Item position entries
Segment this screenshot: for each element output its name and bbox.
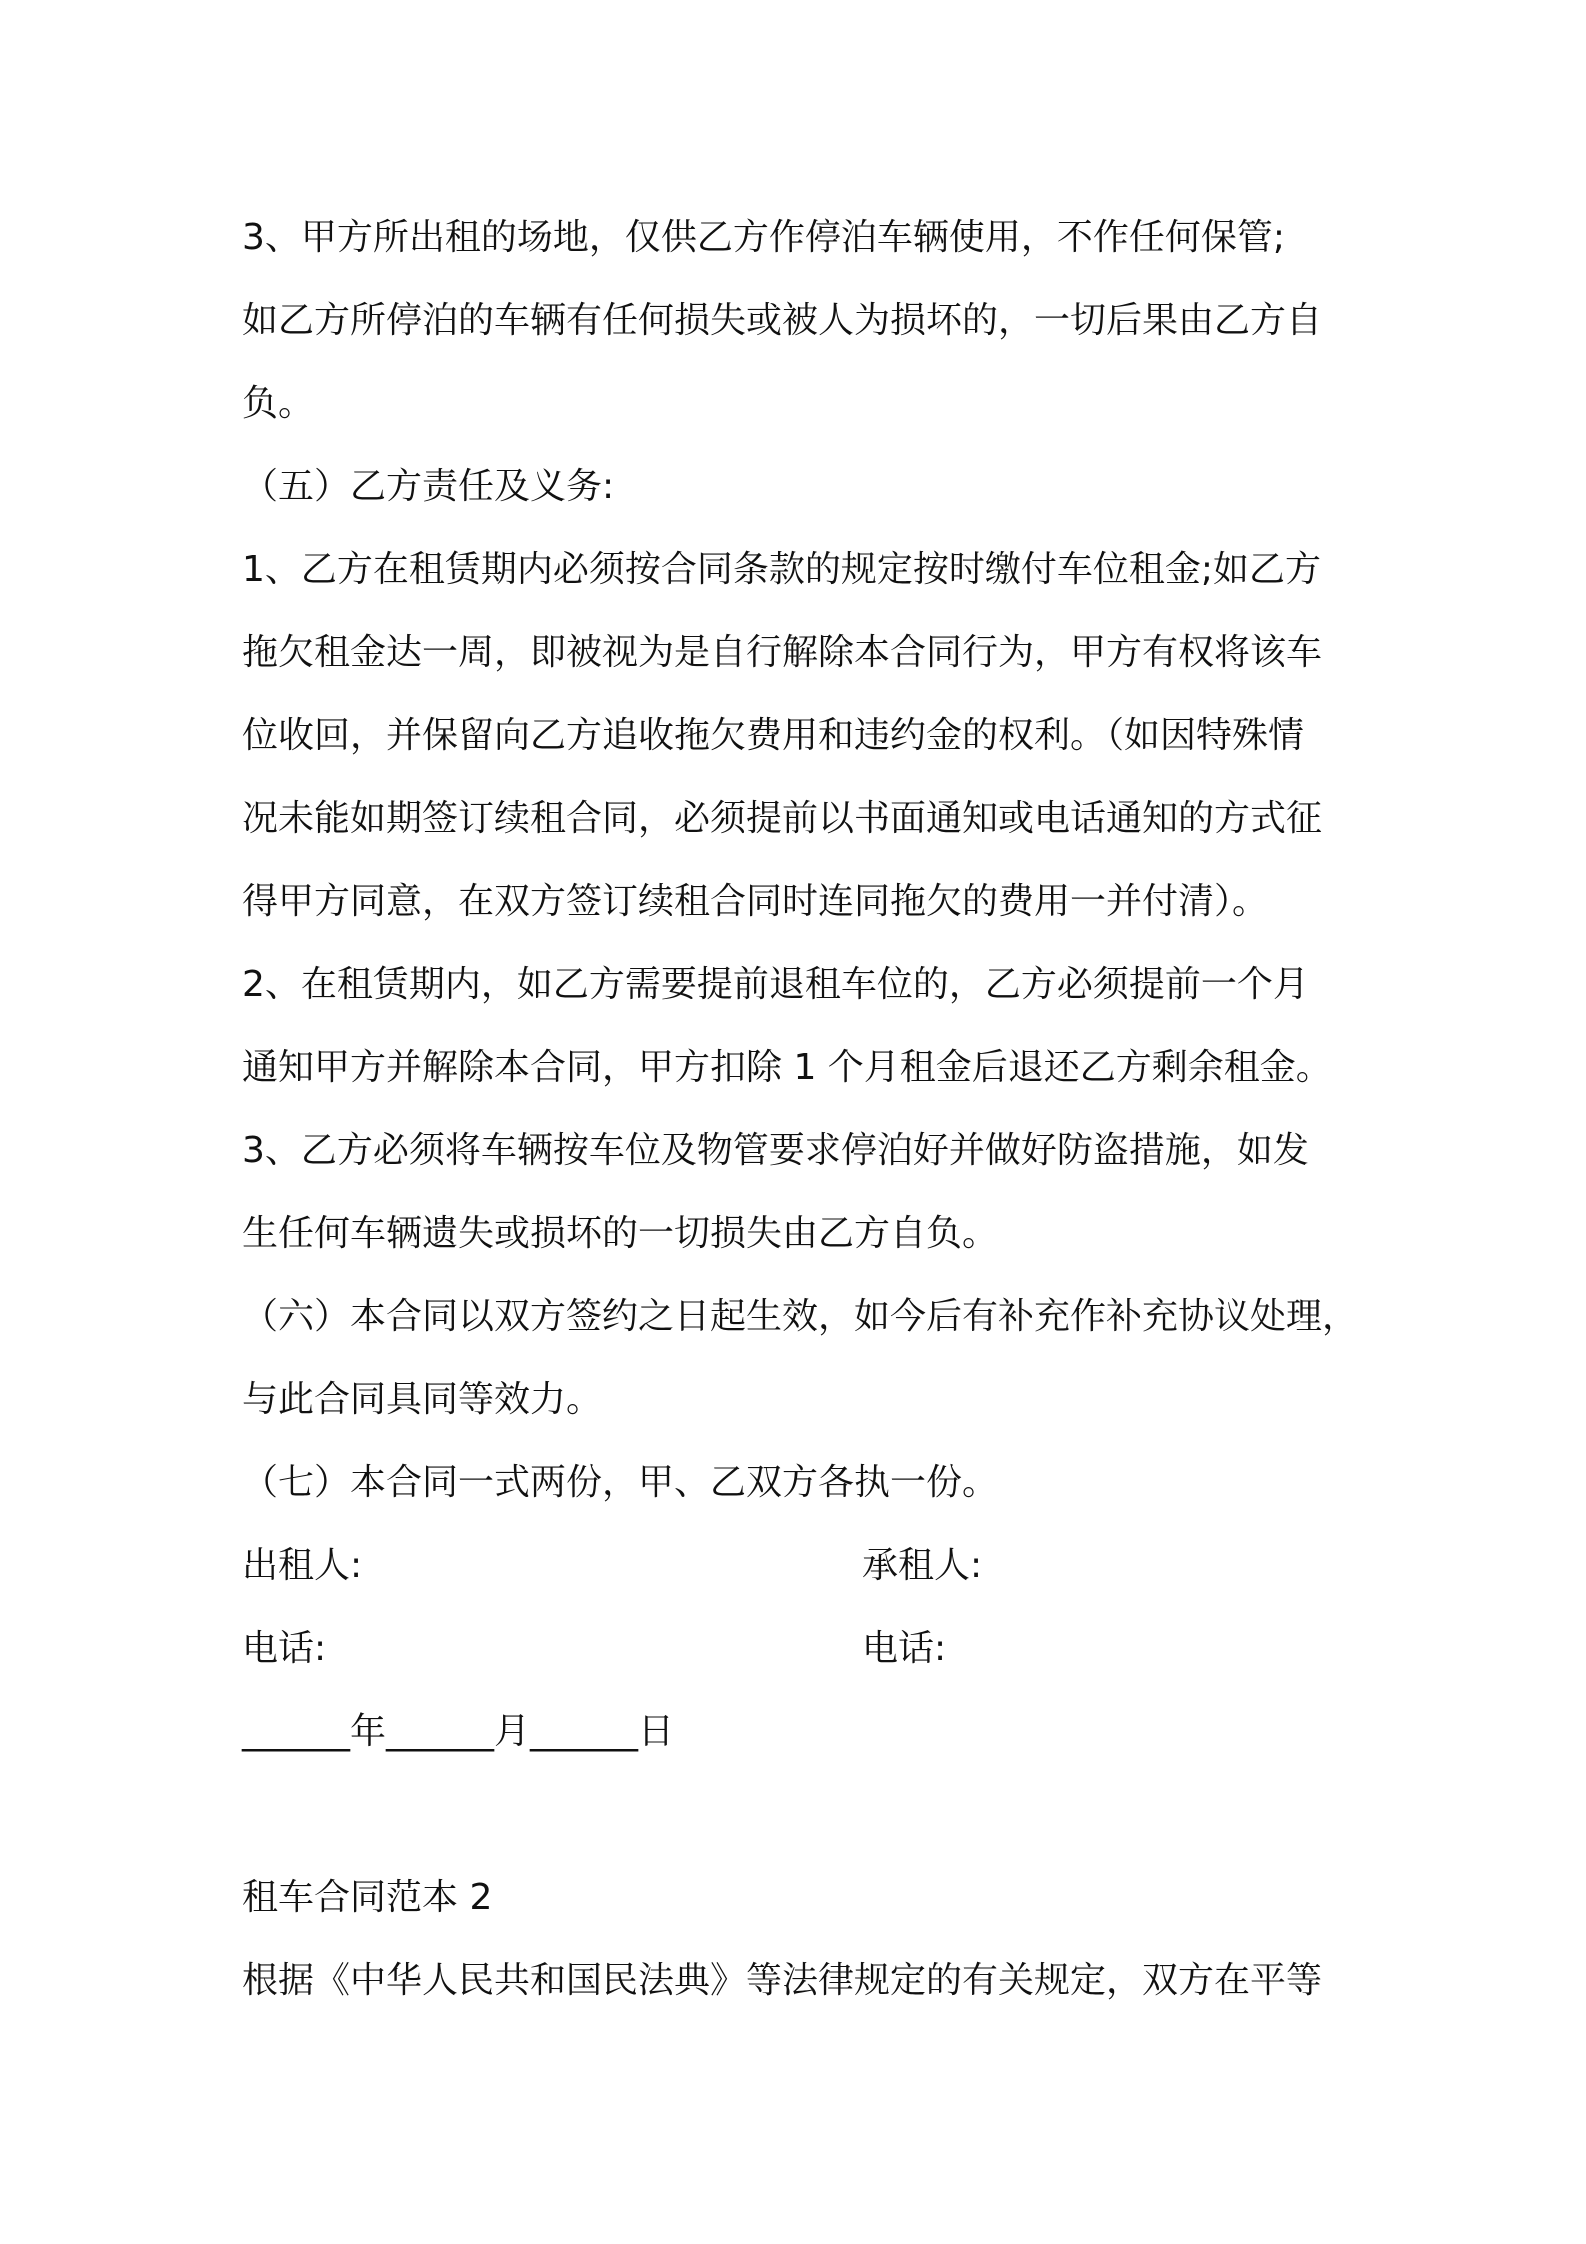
- paragraph-line: 通知甲方并解除本合同，甲方扣除 1 个月租金后退还乙方剩余租金。: [242, 1047, 1332, 1088]
- paragraph-line: （六）本合同以双方签约之日起生效，如今后有补充作补充协议处理，: [242, 1296, 1359, 1337]
- paragraph-line: 2、在租赁期内，如乙方需要提前退租车位的，乙方必须提前一个月: [242, 964, 1309, 1005]
- signature-phone-row: [242, 1607, 1356, 1690]
- lessee-phone-label: 电话:: [862, 1628, 947, 1669]
- paragraph-line: 位收回，并保留向乙方追收拖欠费用和违约金的权利。（如因特殊情: [242, 715, 1305, 756]
- paragraph-line: 根据《中华人民共和国民法典》等法律规定的有关规定，双方在平等: [242, 1960, 1323, 2001]
- lessor-label: 出租人:: [242, 1545, 363, 1586]
- paragraph-line: 与此合同具同等效力。: [242, 1379, 603, 1420]
- signature-party-row: [242, 1524, 1356, 1607]
- paragraph-line: 拖欠租金达一周，即被视为是自行解除本合同行为，甲方有权将该车: [242, 632, 1323, 673]
- blank-spacer: [242, 1773, 1356, 1856]
- document-body: [242, 196, 1359, 2022]
- lessor-phone-label: 电话:: [242, 1628, 327, 1669]
- lessee-label: 承租人:: [862, 1545, 983, 1586]
- paragraph-line: 得甲方同意，在双方签订续租合同时连同拖欠的费用一并付清）。: [242, 881, 1269, 922]
- date-line: ______年______月______日: [242, 1711, 674, 1752]
- paragraph-line: 3、乙方必须将车辆按车位及物管要求停泊好并做好防盗措施，如发: [242, 1130, 1309, 1171]
- paragraph-line: 生任何车辆遗失或损坏的一切损失由乙方自负。: [242, 1213, 999, 1254]
- paragraph-line: 况未能如期签订续租合同，必须提前以书面通知或电话通知的方式征: [242, 798, 1323, 839]
- paragraph-line: 如乙方所停泊的车辆有任何损失或被人为损坏的，一切后果由乙方自: [242, 300, 1323, 341]
- section-title: 租车合同范本 2: [242, 1877, 493, 1918]
- paragraph-line: 1、乙方在租赁期内必须按合同条款的规定按时缴付车位租金;如乙方: [242, 549, 1322, 590]
- paragraph-line: 负。: [242, 383, 315, 424]
- section-heading: （五）乙方责任及义务:: [242, 466, 615, 507]
- paragraph-line: 3、甲方所出租的场地，仅供乙方作停泊车辆使用，不作任何保管;: [242, 217, 1286, 258]
- paragraph-line: （七）本合同一式两份，甲、乙双方各执一份。: [242, 1462, 999, 1503]
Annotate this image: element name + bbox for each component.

# [THE REQUEST]
Could you reproduce every line of the records above word for word, leaving out the pictures?

# [SOLUTION TO THE EXERCISE]
Segment this screenshot: for each element output its name and bbox.
- paragraph-line: 通知甲方并解除本合同，甲方扣除 1 个月租金后退还乙方剩余租金。: [242, 1047, 1332, 1088]
- paragraph-line: （六）本合同以双方签约之日起生效，如今后有补充作补充协议处理，: [242, 1296, 1359, 1337]
- paragraph-line: 2、在租赁期内，如乙方需要提前退租车位的，乙方必须提前一个月: [242, 964, 1309, 1005]
- signature-phone-row: [242, 1607, 1356, 1690]
- lessee-phone-label: 电话:: [862, 1628, 947, 1669]
- paragraph-line: 位收回，并保留向乙方追收拖欠费用和违约金的权利。（如因特殊情: [242, 715, 1305, 756]
- paragraph-line: 根据《中华人民共和国民法典》等法律规定的有关规定，双方在平等: [242, 1960, 1323, 2001]
- lessor-label: 出租人:: [242, 1545, 363, 1586]
- paragraph-line: 与此合同具同等效力。: [242, 1379, 603, 1420]
- signature-party-row: [242, 1524, 1356, 1607]
- paragraph-line: 拖欠租金达一周，即被视为是自行解除本合同行为，甲方有权将该车: [242, 632, 1323, 673]
- blank-spacer: [242, 1773, 1356, 1856]
- document-body: [242, 196, 1359, 2022]
- lessor-phone-label: 电话:: [242, 1628, 327, 1669]
- lessee-label: 承租人:: [862, 1545, 983, 1586]
- paragraph-line: 得甲方同意，在双方签订续租合同时连同拖欠的费用一并付清）。: [242, 881, 1269, 922]
- date-line: ______年______月______日: [242, 1711, 674, 1752]
- paragraph-line: 3、乙方必须将车辆按车位及物管要求停泊好并做好防盗措施，如发: [242, 1130, 1309, 1171]
- paragraph-line: 生任何车辆遗失或损坏的一切损失由乙方自负。: [242, 1213, 999, 1254]
- paragraph-line: 况未能如期签订续租合同，必须提前以书面通知或电话通知的方式征: [242, 798, 1323, 839]
- paragraph-line: 如乙方所停泊的车辆有任何损失或被人为损坏的，一切后果由乙方自: [242, 300, 1323, 341]
- section-title: 租车合同范本 2: [242, 1877, 493, 1918]
- paragraph-line: 1、乙方在租赁期内必须按合同条款的规定按时缴付车位租金;如乙方: [242, 549, 1322, 590]
- paragraph-line: 负。: [242, 383, 315, 424]
- section-heading: （五）乙方责任及义务:: [242, 466, 615, 507]
- paragraph-line: 3、甲方所出租的场地，仅供乙方作停泊车辆使用，不作任何保管;: [242, 217, 1286, 258]
- paragraph-line: （七）本合同一式两份，甲、乙双方各执一份。: [242, 1462, 999, 1503]
Annotate this image: element name + bbox for each component.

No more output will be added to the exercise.